# Data section
________
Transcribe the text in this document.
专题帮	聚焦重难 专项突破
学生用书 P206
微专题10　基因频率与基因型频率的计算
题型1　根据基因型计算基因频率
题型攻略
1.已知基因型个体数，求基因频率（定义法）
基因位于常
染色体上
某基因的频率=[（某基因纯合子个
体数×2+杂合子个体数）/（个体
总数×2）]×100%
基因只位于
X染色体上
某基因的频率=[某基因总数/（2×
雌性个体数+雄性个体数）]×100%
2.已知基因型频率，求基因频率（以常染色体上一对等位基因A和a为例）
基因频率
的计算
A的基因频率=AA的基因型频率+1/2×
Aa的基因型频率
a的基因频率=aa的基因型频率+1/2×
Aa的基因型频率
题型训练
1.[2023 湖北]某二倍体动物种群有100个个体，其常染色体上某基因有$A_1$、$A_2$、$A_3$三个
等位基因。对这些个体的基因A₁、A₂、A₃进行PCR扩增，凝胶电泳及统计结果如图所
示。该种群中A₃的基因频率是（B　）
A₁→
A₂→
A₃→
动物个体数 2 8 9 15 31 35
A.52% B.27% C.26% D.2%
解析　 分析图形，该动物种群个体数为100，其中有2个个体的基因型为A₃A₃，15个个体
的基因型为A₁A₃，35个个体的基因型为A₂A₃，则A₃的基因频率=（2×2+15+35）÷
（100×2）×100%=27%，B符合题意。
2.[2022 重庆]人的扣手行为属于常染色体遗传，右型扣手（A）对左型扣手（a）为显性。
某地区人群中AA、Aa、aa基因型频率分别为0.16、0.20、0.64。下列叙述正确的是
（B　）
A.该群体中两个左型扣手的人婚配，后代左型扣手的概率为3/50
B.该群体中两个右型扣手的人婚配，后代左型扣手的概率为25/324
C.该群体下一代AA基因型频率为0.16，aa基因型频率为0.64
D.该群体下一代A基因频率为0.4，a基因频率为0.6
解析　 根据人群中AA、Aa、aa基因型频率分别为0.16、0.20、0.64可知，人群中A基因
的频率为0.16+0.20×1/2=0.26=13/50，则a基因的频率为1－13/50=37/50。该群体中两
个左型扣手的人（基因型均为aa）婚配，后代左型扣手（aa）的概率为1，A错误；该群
________
# Task brief
Recopy the whole listing exactly.

# Correct answer
Transcribe the text in this document.
专题帮	聚焦重难 专项突破
学生用书 P206
微专题10　基因频率与基因型频率的计算
题型1　根据基因型计算基因频率
题型攻略
1.已知基因型个体数，求基因频率（定义法）
基因位于常
染色体上
某基因的频率=[（某基因纯合子个
体数×2+杂合子个体数）/（个体
总数×2）]×100%
基因只位于
X染色体上
某基因的频率=[某基因总数/（2×
雌性个体数+雄性个体数）]×100%
2.已知基因型频率，求基因频率（以常染色体上一对等位基因A和a为例）
基因频率
的计算
A的基因频率=AA的基因型频率+1/2×
Aa的基因型频率
a的基因频率=aa的基因型频率+1/2×
Aa的基因型频率
题型训练
1.[2023 湖北]某二倍体动物种群有100个个体，其常染色体上某基因有$A_1$、$A_2$、$A_3$三个
等位基因。对这些个体的基因A₁、A₂、A₃进行PCR扩增，凝胶电泳及统计结果如图所
示。该种群中A₃的基因频率是（B　）
A₁→
A₂→
A₃→
动物个体数 2 8 9 15 31 35
A.52% B.27% C.26% D.2%
解析　 分析图形，该动物种群个体数为100，其中有2个个体的基因型为A₃A₃，15个个体
的基因型为A₁A₃，35个个体的基因型为A₂A₃，则A₃的基因频率=（2×2+15+35）÷
（100×2）×100%=27%，B符合题意。
2.[2022 重庆]人的扣手行为属于常染色体遗传，右型扣手（A）对左型扣手（a）为显性。
某地区人群中AA、Aa、aa基因型频率分别为0.16、0.20、0.64。下列叙述正确的是
（B　）
A.该群体中两个左型扣手的人婚配，后代左型扣手的概率为3/50
B.该群体中两个右型扣手的人婚配，后代左型扣手的概率为25/324
C.该群体下一代AA基因型频率为0.16，aa基因型频率为0.64
D.该群体下一代A基因频率为0.4，a基因频率为0.6
解析　 根据人群中AA、Aa、aa基因型频率分别为0.16、0.20、0.64可知，人群中A基因
的频率为0.16+0.20×1/2=0.26=13/50，则a基因的频率为1－13/50=37/50。该群体中两
个左型扣手的人（基因型均为aa）婚配，后代左型扣手（aa）的概率为1，A错误；该群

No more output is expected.